Collected data:
+++

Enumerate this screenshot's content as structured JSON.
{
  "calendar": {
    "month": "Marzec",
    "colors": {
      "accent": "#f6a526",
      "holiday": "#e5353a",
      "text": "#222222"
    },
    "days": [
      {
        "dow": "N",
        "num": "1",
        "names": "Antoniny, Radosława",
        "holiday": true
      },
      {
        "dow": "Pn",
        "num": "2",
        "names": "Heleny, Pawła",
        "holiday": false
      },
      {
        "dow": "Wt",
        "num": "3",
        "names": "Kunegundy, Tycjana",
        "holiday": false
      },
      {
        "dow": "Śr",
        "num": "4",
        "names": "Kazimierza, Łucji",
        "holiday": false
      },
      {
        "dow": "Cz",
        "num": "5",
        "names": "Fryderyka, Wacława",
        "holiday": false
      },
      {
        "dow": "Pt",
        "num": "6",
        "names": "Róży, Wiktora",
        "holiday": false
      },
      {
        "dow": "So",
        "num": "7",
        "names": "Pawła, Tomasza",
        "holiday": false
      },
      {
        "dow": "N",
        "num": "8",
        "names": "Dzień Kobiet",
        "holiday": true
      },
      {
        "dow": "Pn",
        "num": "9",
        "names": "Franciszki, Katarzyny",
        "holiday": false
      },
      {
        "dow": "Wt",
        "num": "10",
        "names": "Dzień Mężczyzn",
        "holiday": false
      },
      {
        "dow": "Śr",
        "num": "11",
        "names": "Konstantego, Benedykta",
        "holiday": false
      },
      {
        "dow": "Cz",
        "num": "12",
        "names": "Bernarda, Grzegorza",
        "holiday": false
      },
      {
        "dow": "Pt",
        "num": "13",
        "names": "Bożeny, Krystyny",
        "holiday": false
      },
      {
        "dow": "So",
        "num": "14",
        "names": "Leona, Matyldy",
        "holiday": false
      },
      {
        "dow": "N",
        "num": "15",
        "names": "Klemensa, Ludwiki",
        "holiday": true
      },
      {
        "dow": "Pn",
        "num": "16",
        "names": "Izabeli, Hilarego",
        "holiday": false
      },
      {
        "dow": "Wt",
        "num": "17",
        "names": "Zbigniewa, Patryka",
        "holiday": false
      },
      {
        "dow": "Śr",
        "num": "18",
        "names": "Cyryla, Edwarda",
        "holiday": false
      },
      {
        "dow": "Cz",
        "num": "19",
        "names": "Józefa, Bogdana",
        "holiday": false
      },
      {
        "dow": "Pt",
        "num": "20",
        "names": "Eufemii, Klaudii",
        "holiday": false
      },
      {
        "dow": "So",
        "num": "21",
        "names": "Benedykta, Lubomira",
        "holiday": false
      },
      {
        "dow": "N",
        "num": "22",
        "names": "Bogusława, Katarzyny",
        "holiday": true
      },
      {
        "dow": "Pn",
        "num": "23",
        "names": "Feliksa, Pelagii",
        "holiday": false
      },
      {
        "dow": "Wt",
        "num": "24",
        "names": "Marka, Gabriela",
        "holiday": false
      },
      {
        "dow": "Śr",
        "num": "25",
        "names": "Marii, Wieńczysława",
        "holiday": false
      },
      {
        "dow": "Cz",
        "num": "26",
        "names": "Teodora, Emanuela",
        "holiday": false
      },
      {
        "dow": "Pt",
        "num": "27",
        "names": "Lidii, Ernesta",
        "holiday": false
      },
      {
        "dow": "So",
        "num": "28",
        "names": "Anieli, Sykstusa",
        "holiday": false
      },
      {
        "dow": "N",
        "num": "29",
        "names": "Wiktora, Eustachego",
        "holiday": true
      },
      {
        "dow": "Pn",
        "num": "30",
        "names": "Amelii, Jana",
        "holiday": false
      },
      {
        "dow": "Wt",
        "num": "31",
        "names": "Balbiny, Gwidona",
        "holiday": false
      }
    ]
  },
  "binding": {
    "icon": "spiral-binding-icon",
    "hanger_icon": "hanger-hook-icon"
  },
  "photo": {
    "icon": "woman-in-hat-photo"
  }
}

+++

** What to do **
Copy each entry exactly, with nothing added or dropped.

** Exercise solution **
Enumerate this screenshot's content as structured JSON.
{
  "calendar": {
    "month": "Marzec",
    "colors": {
      "accent": "#f6a526",
      "holiday": "#e5353a",
      "text": "#222222"
    },
    "days": [
      {
        "dow": "N",
        "num": "1",
        "names": "Antoniny, Radosława",
        "holiday": true
      },
      {
        "dow": "Pn",
        "num": "2",
        "names": "Heleny, Pawła",
        "holiday": false
      },
      {
        "dow": "Wt",
        "num": "3",
        "names": "Kunegundy, Tycjana",
        "holiday": false
      },
      {
        "dow": "Śr",
        "num": "4",
        "names": "Kazimierza, Łucji",
        "holiday": false
      },
      {
        "dow": "Cz",
        "num": "5",
        "names": "Fryderyka, Wacława",
        "holiday": false
      },
      {
        "dow": "Pt",
        "num": "6",
        "names": "Róży, Wiktora",
        "holiday": false
      },
      {
        "dow": "So",
        "num": "7",
        "names": "Pawła, Tomasza",
        "holiday": false
      },
      {
        "dow": "N",
        "num": "8",
        "names": "Dzień Kobiet",
        "holiday": true
      },
      {
        "dow": "Pn",
        "num": "9",
        "names": "Franciszki, Katarzyny",
        "holiday": false
      },
      {
        "dow": "Wt",
        "num": "10",
        "names": "Dzień Mężczyzn",
        "holiday": false
      },
      {
        "dow": "Śr",
        "num": "11",
        "names": "Konstantego, Benedykta",
        "holiday": false
      },
      {
        "dow": "Cz",
        "num": "12",
        "names": "Bernarda, Grzegorza",
        "holiday": false
      },
      {
        "dow": "Pt",
        "num": "13",
        "names": "Bożeny, Krystyny",
        "holiday": false
      },
      {
        "dow": "So",
        "num": "14",
        "names": "Leona, Matyldy",
        "holiday": false
      },
      {
        "dow": "N",
        "num": "15",
        "names": "Klemensa, Ludwiki",
        "holiday": true
      },
      {
        "dow": "Pn",
        "num": "16",
        "names": "Izabeli, Hilarego",
        "holiday": false
      },
      {
        "dow": "Wt",
        "num": "17",
        "names": "Zbigniewa, Patryka",
        "holiday": false
      },
      {
        "dow": "Śr",
        "num": "18",
        "names": "Cyryla, Edwarda",
        "holiday": false
      },
      {
        "dow": "Cz",
        "num": "19",
        "names": "Józefa, Bogdana",
        "holiday": false
      },
      {
        "dow": "Pt",
        "num": "20",
        "names": "Eufemii, Klaudii",
        "holiday": false
      },
      {
        "dow": "So",
        "num": "21",
        "names": "Benedykta, Lubomira",
        "holiday": false
      },
      {
        "dow": "N",
        "num": "22",
        "names": "Bogusława, Katarzyny",
        "holiday": true
      },
      {
        "dow": "Pn",
        "num": "23",
        "names": "Feliksa, Pelagii",
        "holiday": false
      },
      {
        "dow": "Wt",
        "num": "24",
        "names": "Marka, Gabriela",
        "holiday": false
      },
      {
        "dow": "Śr",
        "num": "25",
        "names": "Marii, Wieńczysława",
        "holiday": false
      },
      {
        "dow": "Cz",
        "num": "26",
        "names": "Teodora, Emanuela",
        "holiday": false
      },
      {
        "dow": "Pt",
        "num": "27",
        "names": "Lidii, Ernesta",
        "holiday": false
      },
      {
        "dow": "So",
        "num": "28",
        "names": "Anieli, Sykstusa",
        "holiday": false
      },
      {
        "dow": "N",
        "num": "29",
        "names": "Wiktora, Eustachego",
        "holiday": true
      },
      {
        "dow": "Pn",
        "num": "30",
        "names": "Amelii, Jana",
        "holiday": false
      },
      {
        "dow": "Wt",
        "num": "31",
        "names": "Balbiny, Gwidona",
        "holiday": false
      }
    ]
  },
  "binding": {
    "icon": "spiral-binding-icon",
    "hanger_icon": "hanger-hook-icon"
  },
  "photo": {
    "icon": "woman-in-hat-photo"
  }
}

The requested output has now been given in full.